> Selection:
== == ==

Colourless in its pure form, Topaz is an aluminium silicate. The precious gemstone has a rich history that goes back thousands of years. The ancient Egyptians believed that yellow specimens received their vibrant colouring from the Sun God, Ra. It is unclear where the stones name originated from. Some believe that it is a Middle English word, acquired from the French word ‘Topace’ and Latin ‘Topazus’. ‘Topazion’ is the name of an island in the Red Sea where the Ancient Greeks first discovered yellow topaz. The name of the island means ‘to seek’ in Greek. It is believed to have been given this name because it was difficult to find. Others believe that the word ‘Topaz’ derived from the Sanskrit word ‘tapas’, which means ‘fire’. In this article, we explore the gemstone in more detail.
With specimens of Topaz appearing in an array of different colours, the stone is often confused with other gems such as Diamond, Ruby, Sapphire, Citrine, and Tourmaline. However, Topaz can easily be identified by its level of hardness. The stone measures around an 8 on the Mohs scale, whereas most of the stones with a similar appearance are softer. Sometimes, Topaz is also confused with Aquamarine, Spinel, and chrysoberyl. It can be distinguished from Aquamarine by its orthorhombic crystal structure, and from Spinel by its cubic crystal structure. Chrysoberyl typically has a higher density than Topaz, and unlike Topaz, it often shows no fluorescence.
Today, many gems are misleadingly sold as ‘Topaz’, with Madeira Topaz, Occidental Topaz, Palmeira Topaz, Rio Topaz, Scottish topaz, and Smoky Topaz being just a few. While these stones are similar in appearance to Topaz, in most cases they are actually Citrine Quartz or unusual specimens of sapphire.
In its pure form, Topaz is transparent and colourless. Typically, the stones are given their colour through natural trace impurities or defects in their structure. Like most gemstones, the colour of Topaz can be enhanced through heat treatment. Some of the most common colours of the stone today are orange, yellow, red, blue, pink, red, green, and brown.
Although coloured specimens are popular for use in gemstone jewellery, colourless Topaz is sought after, too. When given a brilliant cut, the stone can be sold as a substitute for Diamond. One of the most renowned specimens of Topaz in the world is a colourless stone that was originally thought to be a Diamond. Known as the Braganza Diamond, the stone boasted 1,680 carats and was owned by the royal family of Portugal.

== == ==

> Data provided:
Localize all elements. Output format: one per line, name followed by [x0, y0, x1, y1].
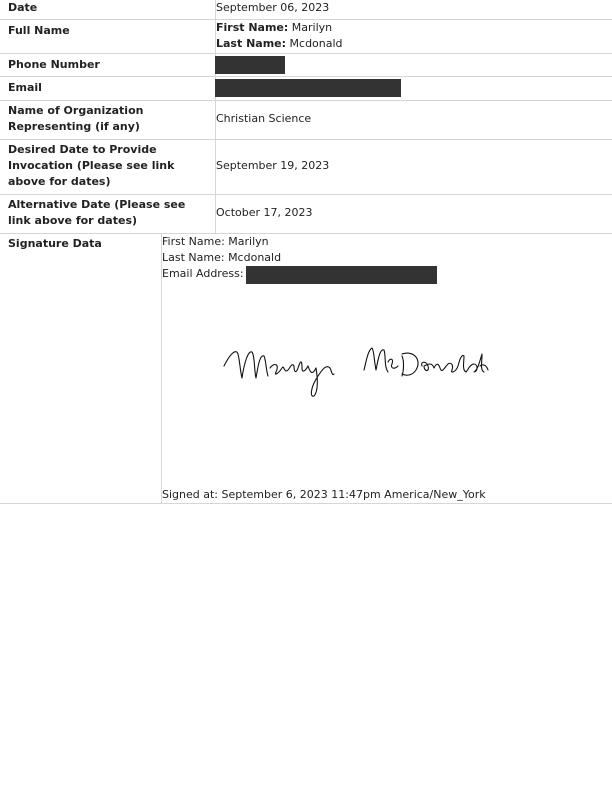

== == ==

> Given request: What hardness does the text on topaz give for the stone on the Mohs scale?

> Output of the exercise: Around 8 on the Mohs scale.